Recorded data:
## Start

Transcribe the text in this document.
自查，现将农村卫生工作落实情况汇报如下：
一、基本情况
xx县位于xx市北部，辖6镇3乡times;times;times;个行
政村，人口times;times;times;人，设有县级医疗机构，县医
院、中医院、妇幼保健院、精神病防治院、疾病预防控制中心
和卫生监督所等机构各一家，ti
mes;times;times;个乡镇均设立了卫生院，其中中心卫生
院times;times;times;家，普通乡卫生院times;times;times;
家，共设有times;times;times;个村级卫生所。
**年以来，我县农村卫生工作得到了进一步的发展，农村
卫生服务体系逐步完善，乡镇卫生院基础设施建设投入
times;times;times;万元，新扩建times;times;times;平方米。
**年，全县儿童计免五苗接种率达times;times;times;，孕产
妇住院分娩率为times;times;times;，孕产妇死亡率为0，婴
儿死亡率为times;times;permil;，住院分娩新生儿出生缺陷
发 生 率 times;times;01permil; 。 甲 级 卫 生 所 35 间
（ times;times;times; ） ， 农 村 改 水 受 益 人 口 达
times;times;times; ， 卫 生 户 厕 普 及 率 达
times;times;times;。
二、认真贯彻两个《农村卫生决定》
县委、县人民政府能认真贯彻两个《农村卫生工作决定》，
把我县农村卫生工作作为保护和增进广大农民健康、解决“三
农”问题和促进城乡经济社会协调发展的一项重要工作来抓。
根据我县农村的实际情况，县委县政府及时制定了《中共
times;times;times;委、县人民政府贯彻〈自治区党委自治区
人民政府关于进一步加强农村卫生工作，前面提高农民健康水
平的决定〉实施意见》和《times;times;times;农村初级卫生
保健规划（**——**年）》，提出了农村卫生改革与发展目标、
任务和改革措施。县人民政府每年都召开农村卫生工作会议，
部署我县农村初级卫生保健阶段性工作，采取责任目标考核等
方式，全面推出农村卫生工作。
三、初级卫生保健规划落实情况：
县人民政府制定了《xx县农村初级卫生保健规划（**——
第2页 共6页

## End

GIVEN PROBLEM
Quote all of the entries verbatim.

RESULT OF THE TASK
Transcribe the text in this document.
自查，现将农村卫生工作落实情况汇报如下：
一、基本情况
xx县位于xx市北部，辖6镇3乡times;times;times;个行
政村，人口times;times;times;人，设有县级医疗机构，县医
院、中医院、妇幼保健院、精神病防治院、疾病预防控制中心
和卫生监督所等机构各一家，ti
mes;times;times;个乡镇均设立了卫生院，其中中心卫生
院times;times;times;家，普通乡卫生院times;times;times;
家，共设有times;times;times;个村级卫生所。
**年以来，我县农村卫生工作得到了进一步的发展，农村
卫生服务体系逐步完善，乡镇卫生院基础设施建设投入
times;times;times;万元，新扩建times;times;times;平方米。
**年，全县儿童计免五苗接种率达times;times;times;，孕产
妇住院分娩率为times;times;times;，孕产妇死亡率为0，婴
儿死亡率为times;times;permil;，住院分娩新生儿出生缺陷
发 生 率 times;times;01permil; 。 甲 级 卫 生 所 35 间
（ times;times;times; ） ， 农 村 改 水 受 益 人 口 达
times;times;times; ， 卫 生 户 厕 普 及 率 达
times;times;times;。
二、认真贯彻两个《农村卫生决定》
县委、县人民政府能认真贯彻两个《农村卫生工作决定》，
把我县农村卫生工作作为保护和增进广大农民健康、解决“三
农”问题和促进城乡经济社会协调发展的一项重要工作来抓。
根据我县农村的实际情况，县委县政府及时制定了《中共
times;times;times;委、县人民政府贯彻〈自治区党委自治区
人民政府关于进一步加强农村卫生工作，前面提高农民健康水
平的决定〉实施意见》和《times;times;times;农村初级卫生
保健规划（**——**年）》，提出了农村卫生改革与发展目标、
任务和改革措施。县人民政府每年都召开农村卫生工作会议，
部署我县农村初级卫生保健阶段性工作，采取责任目标考核等
方式，全面推出农村卫生工作。
三、初级卫生保健规划落实情况：
县人民政府制定了《xx县农村初级卫生保健规划（**——
第2页 共6页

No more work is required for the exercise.